__The problem__
Print all entries precisely as they are written.

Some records
━━━━━━
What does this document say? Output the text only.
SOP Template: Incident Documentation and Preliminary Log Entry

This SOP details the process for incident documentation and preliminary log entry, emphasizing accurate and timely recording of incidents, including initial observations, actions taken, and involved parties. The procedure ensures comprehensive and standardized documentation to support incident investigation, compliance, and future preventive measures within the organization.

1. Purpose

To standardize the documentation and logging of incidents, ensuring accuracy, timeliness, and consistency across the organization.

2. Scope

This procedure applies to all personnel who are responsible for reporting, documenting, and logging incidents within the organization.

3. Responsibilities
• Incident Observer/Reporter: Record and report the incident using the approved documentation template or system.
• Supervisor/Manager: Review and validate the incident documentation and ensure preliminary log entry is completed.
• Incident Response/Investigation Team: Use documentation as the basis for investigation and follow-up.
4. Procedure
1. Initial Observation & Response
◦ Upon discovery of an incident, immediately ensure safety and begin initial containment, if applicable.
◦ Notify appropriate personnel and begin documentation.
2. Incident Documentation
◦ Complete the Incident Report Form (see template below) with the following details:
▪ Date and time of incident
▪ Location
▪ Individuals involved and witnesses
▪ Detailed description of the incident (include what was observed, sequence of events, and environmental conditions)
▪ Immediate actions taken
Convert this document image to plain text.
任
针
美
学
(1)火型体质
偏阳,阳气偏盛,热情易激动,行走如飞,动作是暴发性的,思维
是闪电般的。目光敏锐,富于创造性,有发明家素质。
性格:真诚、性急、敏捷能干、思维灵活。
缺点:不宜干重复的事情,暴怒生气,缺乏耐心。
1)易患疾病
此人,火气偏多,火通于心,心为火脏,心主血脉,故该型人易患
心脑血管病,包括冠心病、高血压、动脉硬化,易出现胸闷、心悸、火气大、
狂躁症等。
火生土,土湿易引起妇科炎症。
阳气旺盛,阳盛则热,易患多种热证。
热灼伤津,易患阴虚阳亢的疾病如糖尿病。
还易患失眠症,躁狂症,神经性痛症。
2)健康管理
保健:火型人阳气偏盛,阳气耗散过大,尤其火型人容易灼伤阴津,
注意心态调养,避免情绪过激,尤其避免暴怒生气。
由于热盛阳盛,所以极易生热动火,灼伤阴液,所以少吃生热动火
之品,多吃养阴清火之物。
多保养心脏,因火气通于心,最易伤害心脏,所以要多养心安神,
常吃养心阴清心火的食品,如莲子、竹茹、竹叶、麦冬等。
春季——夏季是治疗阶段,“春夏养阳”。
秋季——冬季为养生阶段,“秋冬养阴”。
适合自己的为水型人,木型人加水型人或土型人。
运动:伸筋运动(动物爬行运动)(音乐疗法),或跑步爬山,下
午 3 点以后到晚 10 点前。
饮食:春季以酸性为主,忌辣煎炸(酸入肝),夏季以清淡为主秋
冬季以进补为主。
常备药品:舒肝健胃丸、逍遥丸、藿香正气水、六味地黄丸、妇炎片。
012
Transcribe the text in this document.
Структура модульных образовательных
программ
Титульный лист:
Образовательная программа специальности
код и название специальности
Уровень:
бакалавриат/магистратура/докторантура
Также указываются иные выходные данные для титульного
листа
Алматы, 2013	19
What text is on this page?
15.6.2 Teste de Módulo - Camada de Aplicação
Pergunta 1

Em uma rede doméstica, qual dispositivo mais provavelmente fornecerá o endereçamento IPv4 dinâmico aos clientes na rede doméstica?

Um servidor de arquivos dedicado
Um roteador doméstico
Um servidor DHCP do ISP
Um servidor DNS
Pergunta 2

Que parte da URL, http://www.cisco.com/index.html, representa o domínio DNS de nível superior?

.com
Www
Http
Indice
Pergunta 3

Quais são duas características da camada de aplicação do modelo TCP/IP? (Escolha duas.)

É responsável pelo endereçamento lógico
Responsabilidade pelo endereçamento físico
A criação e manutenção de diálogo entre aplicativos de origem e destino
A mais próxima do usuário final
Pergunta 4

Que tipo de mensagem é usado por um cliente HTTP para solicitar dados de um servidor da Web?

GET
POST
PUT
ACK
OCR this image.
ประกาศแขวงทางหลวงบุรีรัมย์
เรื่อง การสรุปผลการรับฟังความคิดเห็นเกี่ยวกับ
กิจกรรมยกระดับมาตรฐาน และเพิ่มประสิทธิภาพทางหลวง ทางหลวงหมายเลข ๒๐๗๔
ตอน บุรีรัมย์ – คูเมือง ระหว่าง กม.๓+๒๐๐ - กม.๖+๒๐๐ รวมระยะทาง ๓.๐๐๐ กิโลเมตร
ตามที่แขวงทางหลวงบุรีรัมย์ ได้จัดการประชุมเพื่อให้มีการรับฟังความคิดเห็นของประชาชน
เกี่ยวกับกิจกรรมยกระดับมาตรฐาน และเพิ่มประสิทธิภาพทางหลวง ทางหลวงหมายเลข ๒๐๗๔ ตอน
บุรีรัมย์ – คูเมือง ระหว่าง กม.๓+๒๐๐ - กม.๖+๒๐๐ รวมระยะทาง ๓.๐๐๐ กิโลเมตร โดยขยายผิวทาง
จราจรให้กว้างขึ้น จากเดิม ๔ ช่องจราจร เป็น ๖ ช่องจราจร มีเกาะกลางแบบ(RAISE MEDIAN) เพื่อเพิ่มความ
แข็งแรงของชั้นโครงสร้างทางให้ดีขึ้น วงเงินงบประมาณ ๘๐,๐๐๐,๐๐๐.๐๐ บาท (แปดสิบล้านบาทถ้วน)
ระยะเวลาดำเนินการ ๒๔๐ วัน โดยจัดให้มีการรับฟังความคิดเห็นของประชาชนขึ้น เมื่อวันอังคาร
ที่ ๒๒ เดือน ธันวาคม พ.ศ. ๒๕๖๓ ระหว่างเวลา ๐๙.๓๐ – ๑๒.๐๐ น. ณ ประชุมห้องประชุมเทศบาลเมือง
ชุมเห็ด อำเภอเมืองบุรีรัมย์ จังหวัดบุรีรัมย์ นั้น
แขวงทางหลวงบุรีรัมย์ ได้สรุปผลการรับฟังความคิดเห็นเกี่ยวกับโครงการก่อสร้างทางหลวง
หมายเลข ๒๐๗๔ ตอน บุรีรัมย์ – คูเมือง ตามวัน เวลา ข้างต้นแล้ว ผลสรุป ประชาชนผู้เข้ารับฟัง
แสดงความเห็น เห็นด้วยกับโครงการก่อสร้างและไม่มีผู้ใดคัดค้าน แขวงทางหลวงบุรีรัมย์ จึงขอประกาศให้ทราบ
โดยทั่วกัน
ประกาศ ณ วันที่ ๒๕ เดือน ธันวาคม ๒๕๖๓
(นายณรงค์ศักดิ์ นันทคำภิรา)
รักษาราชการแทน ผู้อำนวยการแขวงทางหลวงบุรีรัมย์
━━━━━━
__Exercise response__
What does this document say? Output the text only.
SOP Template: Incident Documentation and Preliminary Log Entry

This SOP details the process for incident documentation and preliminary log entry, emphasizing accurate and timely recording of incidents, including initial observations, actions taken, and involved parties. The procedure ensures comprehensive and standardized documentation to support incident investigation, compliance, and future preventive measures within the organization.

1. Purpose

To standardize the documentation and logging of incidents, ensuring accuracy, timeliness, and consistency across the organization.

2. Scope

This procedure applies to all personnel who are responsible for reporting, documenting, and logging incidents within the organization.

3. Responsibilities
• Incident Observer/Reporter: Record and report the incident using the approved documentation template or system.
• Supervisor/Manager: Review and validate the incident documentation and ensure preliminary log entry is completed.
• Incident Response/Investigation Team: Use documentation as the basis for investigation and follow-up.
4. Procedure
1. Initial Observation & Response
◦ Upon discovery of an incident, immediately ensure safety and begin initial containment, if applicable.
◦ Notify appropriate personnel and begin documentation.
2. Incident Documentation
◦ Complete the Incident Report Form (see template below) with the following details:
▪ Date and time of incident
▪ Location
▪ Individuals involved and witnesses
▪ Detailed description of the incident (include what was observed, sequence of events, and environmental conditions)
▪ Immediate actions taken
Convert this document image to plain text.
任
针
美
学
(1)火型体质
偏阳,阳气偏盛,热情易激动,行走如飞,动作是暴发性的,思维
是闪电般的。目光敏锐,富于创造性,有发明家素质。
性格:真诚、性急、敏捷能干、思维灵活。
缺点:不宜干重复的事情,暴怒生气,缺乏耐心。
1)易患疾病
此人,火气偏多,火通于心,心为火脏,心主血脉,故该型人易患
心脑血管病,包括冠心病、高血压、动脉硬化,易出现胸闷、心悸、火气大、
狂躁症等。
火生土,土湿易引起妇科炎症。
阳气旺盛,阳盛则热,易患多种热证。
热灼伤津,易患阴虚阳亢的疾病如糖尿病。
还易患失眠症,躁狂症,神经性痛症。
2)健康管理
保健:火型人阳气偏盛,阳气耗散过大,尤其火型人容易灼伤阴津,
注意心态调养,避免情绪过激,尤其避免暴怒生气。
由于热盛阳盛,所以极易生热动火,灼伤阴液,所以少吃生热动火
之品,多吃养阴清火之物。
多保养心脏,因火气通于心,最易伤害心脏,所以要多养心安神,
常吃养心阴清心火的食品,如莲子、竹茹、竹叶、麦冬等。
春季——夏季是治疗阶段,“春夏养阳”。
秋季——冬季为养生阶段,“秋冬养阴”。
适合自己的为水型人,木型人加水型人或土型人。
运动:伸筋运动(动物爬行运动)(音乐疗法),或跑步爬山,下
午 3 点以后到晚 10 点前。
饮食:春季以酸性为主,忌辣煎炸(酸入肝),夏季以清淡为主秋
冬季以进补为主。
常备药品:舒肝健胃丸、逍遥丸、藿香正气水、六味地黄丸、妇炎片。
012
Transcribe the text in this document.
Структура модульных образовательных
программ
Титульный лист:
Образовательная программа специальности
код и название специальности
Уровень:
бакалавриат/магистратура/докторантура
Также указываются иные выходные данные для титульного
листа
Алматы, 2013	19
What text is on this page?
15.6.2 Teste de Módulo - Camada de Aplicação
Pergunta 1

Em uma rede doméstica, qual dispositivo mais provavelmente fornecerá o endereçamento IPv4 dinâmico aos clientes na rede doméstica?

Um servidor de arquivos dedicado
Um roteador doméstico
Um servidor DHCP do ISP
Um servidor DNS
Pergunta 2

Que parte da URL, http://www.cisco.com/index.html, representa o domínio DNS de nível superior?

.com
Www
Http
Indice
Pergunta 3

Quais são duas características da camada de aplicação do modelo TCP/IP? (Escolha duas.)

É responsável pelo endereçamento lógico
Responsabilidade pelo endereçamento físico
A criação e manutenção de diálogo entre aplicativos de origem e destino
A mais próxima do usuário final
Pergunta 4

Que tipo de mensagem é usado por um cliente HTTP para solicitar dados de um servidor da Web?

GET
POST
PUT
ACK
OCR this image.
ประกาศแขวงทางหลวงบุรีรัมย์
เรื่อง การสรุปผลการรับฟังความคิดเห็นเกี่ยวกับ
กิจกรรมยกระดับมาตรฐาน และเพิ่มประสิทธิภาพทางหลวง ทางหลวงหมายเลข ๒๐๗๔
ตอน บุรีรัมย์ – คูเมือง ระหว่าง กม.๓+๒๐๐ - กม.๖+๒๐๐ รวมระยะทาง ๓.๐๐๐ กิโลเมตร
ตามที่แขวงทางหลวงบุรีรัมย์ ได้จัดการประชุมเพื่อให้มีการรับฟังความคิดเห็นของประชาชน
เกี่ยวกับกิจกรรมยกระดับมาตรฐาน และเพิ่มประสิทธิภาพทางหลวง ทางหลวงหมายเลข ๒๐๗๔ ตอน
บุรีรัมย์ – คูเมือง ระหว่าง กม.๓+๒๐๐ - กม.๖+๒๐๐ รวมระยะทาง ๓.๐๐๐ กิโลเมตร โดยขยายผิวทาง
จราจรให้กว้างขึ้น จากเดิม ๔ ช่องจราจร เป็น ๖ ช่องจราจร มีเกาะกลางแบบ(RAISE MEDIAN) เพื่อเพิ่มความ
แข็งแรงของชั้นโครงสร้างทางให้ดีขึ้น วงเงินงบประมาณ ๘๐,๐๐๐,๐๐๐.๐๐ บาท (แปดสิบล้านบาทถ้วน)
ระยะเวลาดำเนินการ ๒๔๐ วัน โดยจัดให้มีการรับฟังความคิดเห็นของประชาชนขึ้น เมื่อวันอังคาร
ที่ ๒๒ เดือน ธันวาคม พ.ศ. ๒๕๖๓ ระหว่างเวลา ๐๙.๓๐ – ๑๒.๐๐ น. ณ ประชุมห้องประชุมเทศบาลเมือง
ชุมเห็ด อำเภอเมืองบุรีรัมย์ จังหวัดบุรีรัมย์ นั้น
แขวงทางหลวงบุรีรัมย์ ได้สรุปผลการรับฟังความคิดเห็นเกี่ยวกับโครงการก่อสร้างทางหลวง
หมายเลข ๒๐๗๔ ตอน บุรีรัมย์ – คูเมือง ตามวัน เวลา ข้างต้นแล้ว ผลสรุป ประชาชนผู้เข้ารับฟัง
แสดงความเห็น เห็นด้วยกับโครงการก่อสร้างและไม่มีผู้ใดคัดค้าน แขวงทางหลวงบุรีรัมย์ จึงขอประกาศให้ทราบ
โดยทั่วกัน
ประกาศ ณ วันที่ ๒๕ เดือน ธันวาคม ๒๕๖๓
(นายณรงค์ศักดิ์ นันทคำภิรา)
รักษาราชการแทน ผู้อำนวยการแขวงทางหลวงบุรีรัมย์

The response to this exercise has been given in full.